REQUIREMENTS> Give the number of lines containing the word "title" and nothing more.

AVAILABLE RECORDS>
========================================

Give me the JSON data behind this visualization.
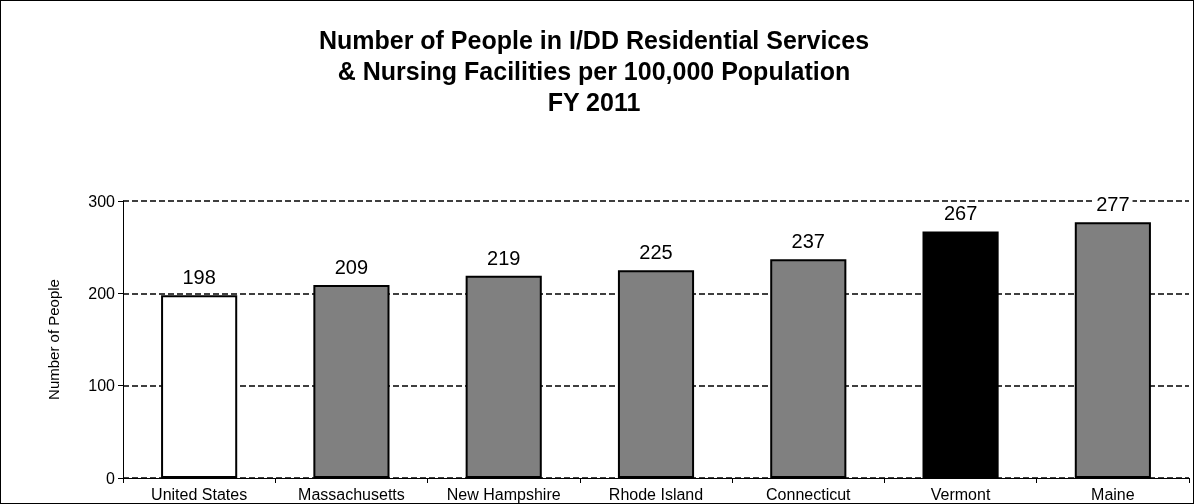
{
  "chart_data": {
    "type": "bar",
    "title": "Number of People in I/DD Residential Services\n& Nursing Facilities per 100,000 Population\nFY 2011",
    "ylabel": "Number of People",
    "categories": [
      "United States",
      "Massachusetts",
      "New Hampshire",
      "Rhode Island",
      "Connecticut",
      "Vermont",
      "Maine"
    ],
    "values": [
      198,
      209,
      219,
      225,
      237,
      267,
      277
    ],
    "colors": [
      "#ffffff",
      "#808080",
      "#808080",
      "#808080",
      "#808080",
      "#000000",
      "#808080"
    ],
    "ylim": [
      0,
      300
    ],
    "yticks": [
      0,
      100,
      200,
      300
    ],
    "grid": "y",
    "data_labels": true
  }
}
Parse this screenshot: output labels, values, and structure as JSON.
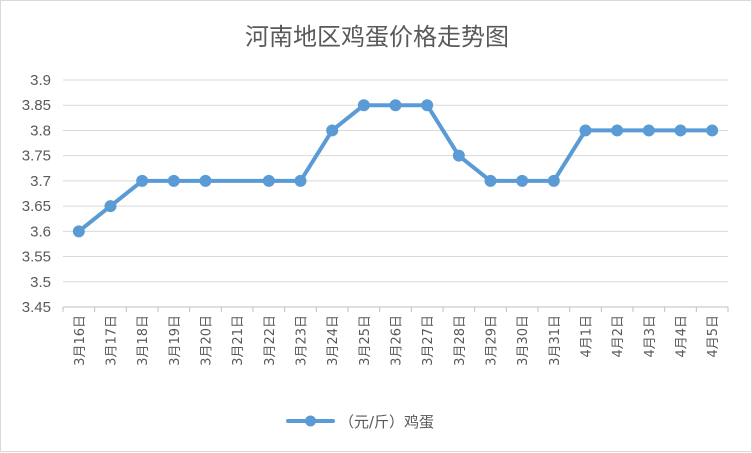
{
  "chart_data": {
    "type": "line",
    "title": "河南地区鸡蛋价格走势图",
    "xlabel": "",
    "ylabel": "",
    "categories": [
      "3月16日",
      "3月17日",
      "3月18日",
      "3月19日",
      "3月20日",
      "3月21日",
      "3月22日",
      "3月23日",
      "3月24日",
      "3月25日",
      "3月26日",
      "3月27日",
      "3月28日",
      "3月29日",
      "3月30日",
      "3月31日",
      "4月1日",
      "4月2日",
      "4月3日",
      "4月4日",
      "4月5日"
    ],
    "series": [
      {
        "name": "（元/斤）鸡蛋",
        "color": "#5b9bd5",
        "values": [
          3.6,
          3.65,
          3.7,
          3.7,
          3.7,
          null,
          3.7,
          3.7,
          3.8,
          3.85,
          3.85,
          3.85,
          3.75,
          3.7,
          3.7,
          3.7,
          3.8,
          3.8,
          3.8,
          3.8,
          3.8
        ]
      }
    ],
    "ylim": [
      3.45,
      3.9
    ],
    "yticks": [
      "3.45",
      "3.5",
      "3.55",
      "3.6",
      "3.65",
      "3.7",
      "3.75",
      "3.8",
      "3.85",
      "3.9"
    ],
    "grid": true,
    "legend": "bottom"
  }
}
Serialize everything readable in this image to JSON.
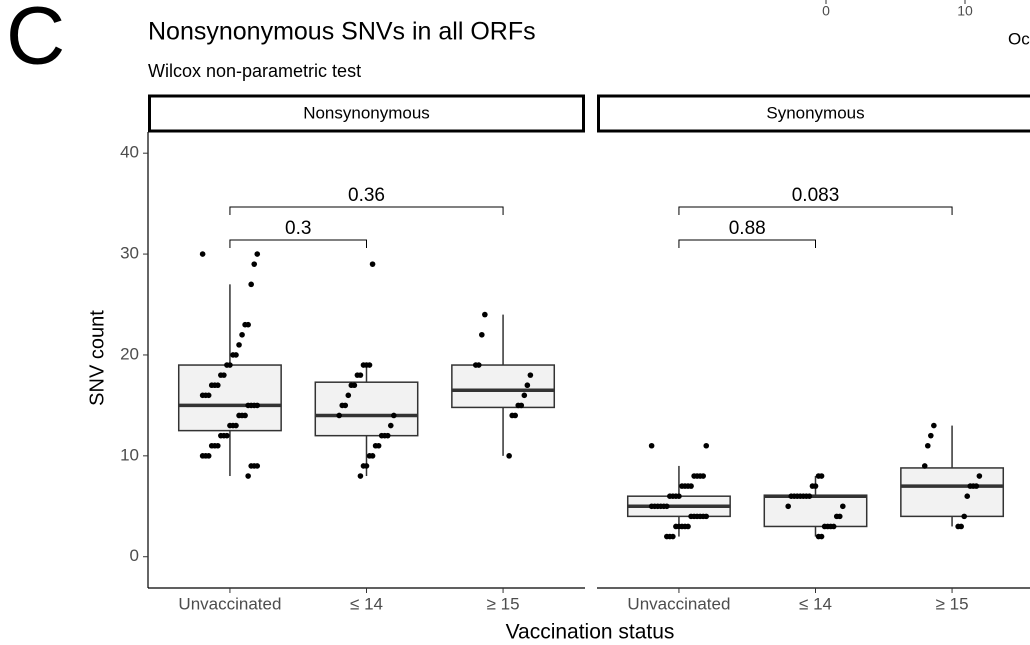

========================================

TASK ANSWER> 2